AIM: Count how many lines of the material contain the string "Vadodara", then give that number and nothing more.

Collection entries:
------------------------------
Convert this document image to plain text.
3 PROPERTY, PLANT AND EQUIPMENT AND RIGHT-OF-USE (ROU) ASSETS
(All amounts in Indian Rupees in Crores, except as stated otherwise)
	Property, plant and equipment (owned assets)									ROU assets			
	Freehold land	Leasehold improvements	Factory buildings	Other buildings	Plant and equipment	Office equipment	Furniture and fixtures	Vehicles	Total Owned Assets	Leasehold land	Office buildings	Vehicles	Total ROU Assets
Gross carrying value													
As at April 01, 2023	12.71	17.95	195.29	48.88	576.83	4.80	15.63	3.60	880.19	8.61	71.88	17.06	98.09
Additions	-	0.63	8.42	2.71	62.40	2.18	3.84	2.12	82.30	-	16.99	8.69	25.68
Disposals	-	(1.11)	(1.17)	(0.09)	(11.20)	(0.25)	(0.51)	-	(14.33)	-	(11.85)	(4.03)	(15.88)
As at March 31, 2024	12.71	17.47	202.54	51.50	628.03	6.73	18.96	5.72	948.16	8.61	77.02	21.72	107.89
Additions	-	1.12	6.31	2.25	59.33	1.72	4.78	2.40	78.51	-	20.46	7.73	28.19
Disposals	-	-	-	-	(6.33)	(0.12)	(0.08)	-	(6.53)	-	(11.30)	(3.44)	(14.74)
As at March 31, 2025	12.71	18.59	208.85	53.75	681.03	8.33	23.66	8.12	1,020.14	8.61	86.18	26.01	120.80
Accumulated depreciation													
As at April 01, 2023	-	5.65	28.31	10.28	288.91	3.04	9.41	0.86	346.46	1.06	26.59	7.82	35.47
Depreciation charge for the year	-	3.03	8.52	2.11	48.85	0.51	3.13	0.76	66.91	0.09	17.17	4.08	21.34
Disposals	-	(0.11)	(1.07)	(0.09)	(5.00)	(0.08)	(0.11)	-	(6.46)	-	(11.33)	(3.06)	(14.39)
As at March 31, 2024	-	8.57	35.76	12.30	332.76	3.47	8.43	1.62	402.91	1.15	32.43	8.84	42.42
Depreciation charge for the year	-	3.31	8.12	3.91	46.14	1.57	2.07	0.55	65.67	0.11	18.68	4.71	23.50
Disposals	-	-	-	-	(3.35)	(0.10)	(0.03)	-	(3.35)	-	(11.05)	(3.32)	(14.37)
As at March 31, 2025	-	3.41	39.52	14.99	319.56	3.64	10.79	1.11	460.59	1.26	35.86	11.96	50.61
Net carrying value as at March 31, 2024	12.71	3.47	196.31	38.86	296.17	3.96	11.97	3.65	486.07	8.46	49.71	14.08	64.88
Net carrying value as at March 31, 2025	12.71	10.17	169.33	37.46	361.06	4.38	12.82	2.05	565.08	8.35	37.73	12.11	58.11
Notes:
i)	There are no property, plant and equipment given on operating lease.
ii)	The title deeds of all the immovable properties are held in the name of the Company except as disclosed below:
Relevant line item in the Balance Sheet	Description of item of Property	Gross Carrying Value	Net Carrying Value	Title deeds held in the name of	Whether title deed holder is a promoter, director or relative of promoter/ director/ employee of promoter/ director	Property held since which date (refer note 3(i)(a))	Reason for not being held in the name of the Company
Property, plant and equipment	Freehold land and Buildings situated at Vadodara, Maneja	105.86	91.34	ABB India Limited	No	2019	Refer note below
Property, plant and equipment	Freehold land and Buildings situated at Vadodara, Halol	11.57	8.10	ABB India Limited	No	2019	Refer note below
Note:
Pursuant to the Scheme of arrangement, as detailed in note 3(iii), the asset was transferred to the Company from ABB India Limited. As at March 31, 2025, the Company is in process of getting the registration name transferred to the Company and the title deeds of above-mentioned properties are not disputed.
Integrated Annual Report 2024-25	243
------------------------------
ANSWER FOR THE TASK: 2